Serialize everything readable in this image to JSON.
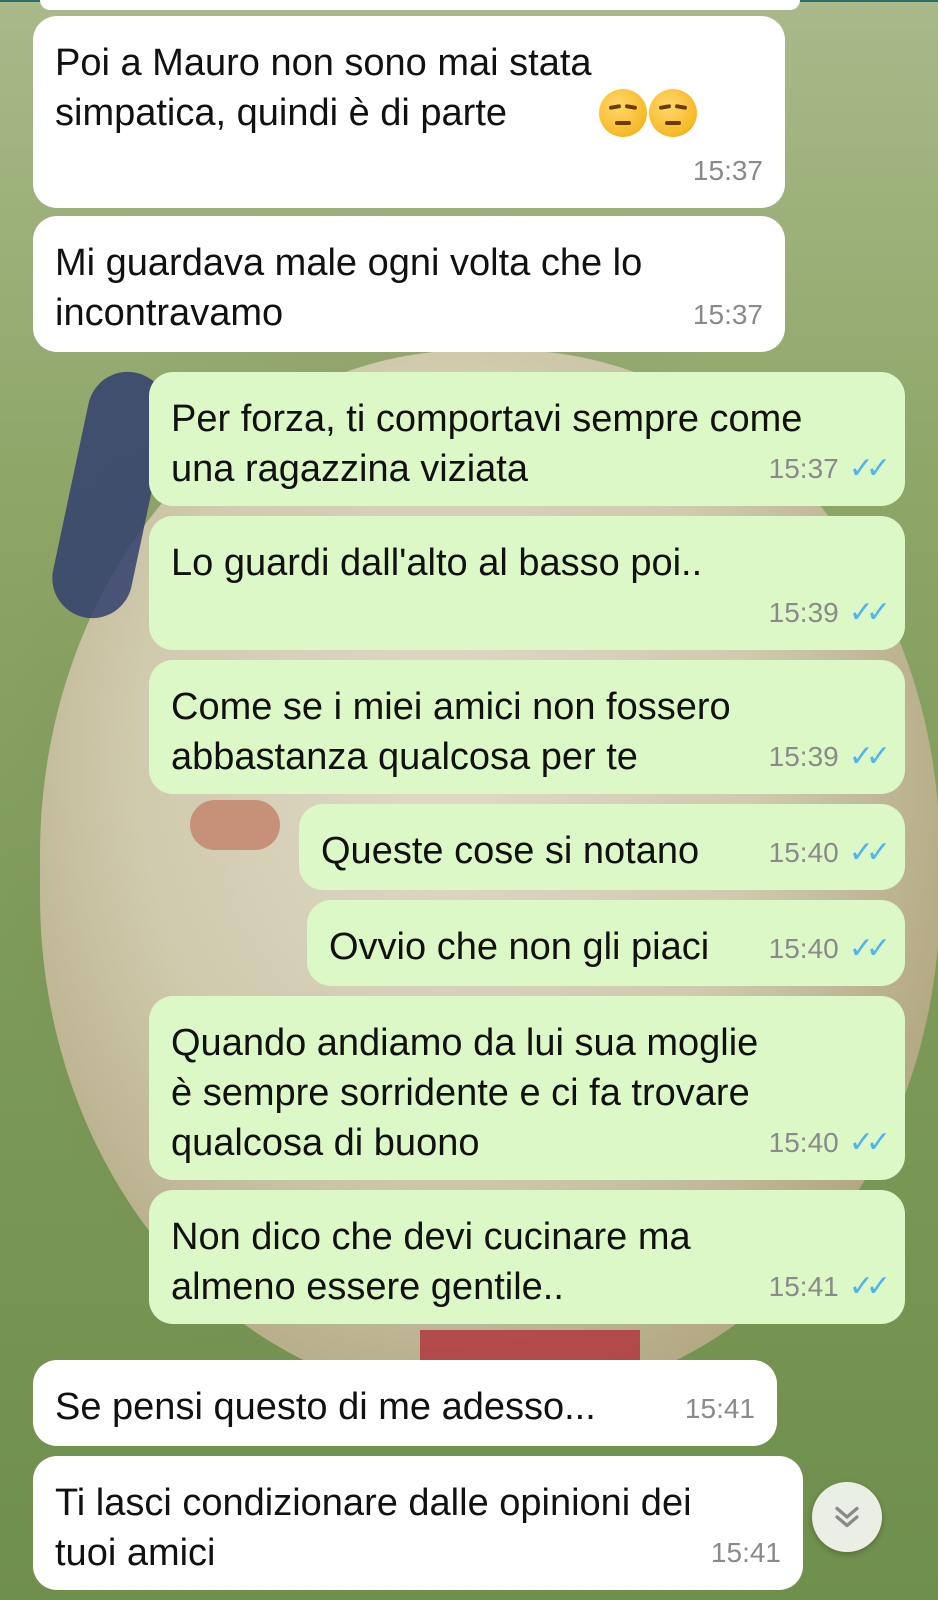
{
  "messages": [
    {
      "dir": "in",
      "text": "Poi a Mauro non sono mai stata\nsimpatica, quindi è di parte",
      "emoji": "unamused-face-emoji x2",
      "time": "15:37"
    },
    {
      "dir": "in",
      "text": "Mi guardava male ogni volta che lo\nincontravamo",
      "time": "15:37"
    },
    {
      "dir": "out",
      "text": "Per forza, ti comportavi sempre come\nuna ragazzina viziata",
      "time": "15:37",
      "ticks": "✓✓"
    },
    {
      "dir": "out",
      "text": "Lo guardi dall'alto al basso poi..",
      "time": "15:39",
      "ticks": "✓✓"
    },
    {
      "dir": "out",
      "text": "Come se i miei amici non fossero\nabbastanza qualcosa per te",
      "time": "15:39",
      "ticks": "✓✓"
    },
    {
      "dir": "out",
      "text": "Queste cose si notano",
      "time": "15:40",
      "ticks": "✓✓"
    },
    {
      "dir": "out",
      "text": "Ovvio che non gli piaci",
      "time": "15:40",
      "ticks": "✓✓"
    },
    {
      "dir": "out",
      "text": "Quando andiamo da lui sua moglie\nè sempre sorridente e ci fa trovare\nqualcosa di buono",
      "time": "15:40",
      "ticks": "✓✓"
    },
    {
      "dir": "out",
      "text": "Non dico che devi cucinare ma\nalmeno essere gentile..",
      "time": "15:41",
      "ticks": "✓✓"
    },
    {
      "dir": "in",
      "text": "Se pensi questo di me adesso...",
      "time": "15:41"
    },
    {
      "dir": "in",
      "text": "Ti lasci condizionare dalle opinioni dei\ntuoi amici",
      "time": "15:41"
    }
  ],
  "scroll_button": {
    "icon": "chevron-double-down-icon"
  },
  "colors": {
    "incoming": "#ffffff",
    "outgoing": "#dcf8c6",
    "read_ticks": "#4fb6ec",
    "time": "#8a8a8a"
  }
}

******

### Requirement
Except for the pictures, copy the material above exactly.

### Response to the task
Serialize everything readable in this image to JSON.
{
  "messages": [
    {
      "dir": "in",
      "text": "Poi a Mauro non sono mai stata\nsimpatica, quindi è di parte",
      "emoji": "unamused-face-emoji x2",
      "time": "15:37"
    },
    {
      "dir": "in",
      "text": "Mi guardava male ogni volta che lo\nincontravamo",
      "time": "15:37"
    },
    {
      "dir": "out",
      "text": "Per forza, ti comportavi sempre come\nuna ragazzina viziata",
      "time": "15:37",
      "ticks": "✓✓"
    },
    {
      "dir": "out",
      "text": "Lo guardi dall'alto al basso poi..",
      "time": "15:39",
      "ticks": "✓✓"
    },
    {
      "dir": "out",
      "text": "Come se i miei amici non fossero\nabbastanza qualcosa per te",
      "time": "15:39",
      "ticks": "✓✓"
    },
    {
      "dir": "out",
      "text": "Queste cose si notano",
      "time": "15:40",
      "ticks": "✓✓"
    },
    {
      "dir": "out",
      "text": "Ovvio che non gli piaci",
      "time": "15:40",
      "ticks": "✓✓"
    },
    {
      "dir": "out",
      "text": "Quando andiamo da lui sua moglie\nè sempre sorridente e ci fa trovare\nqualcosa di buono",
      "time": "15:40",
      "ticks": "✓✓"
    },
    {
      "dir": "out",
      "text": "Non dico che devi cucinare ma\nalmeno essere gentile..",
      "time": "15:41",
      "ticks": "✓✓"
    },
    {
      "dir": "in",
      "text": "Se pensi questo di me adesso...",
      "time": "15:41"
    },
    {
      "dir": "in",
      "text": "Ti lasci condizionare dalle opinioni dei\ntuoi amici",
      "time": "15:41"
    }
  ],
  "scroll_button": {
    "icon": "chevron-double-down-icon"
  },
  "colors": {
    "incoming": "#ffffff",
    "outgoing": "#dcf8c6",
    "read_ticks": "#4fb6ec",
    "time": "#8a8a8a"
  }
}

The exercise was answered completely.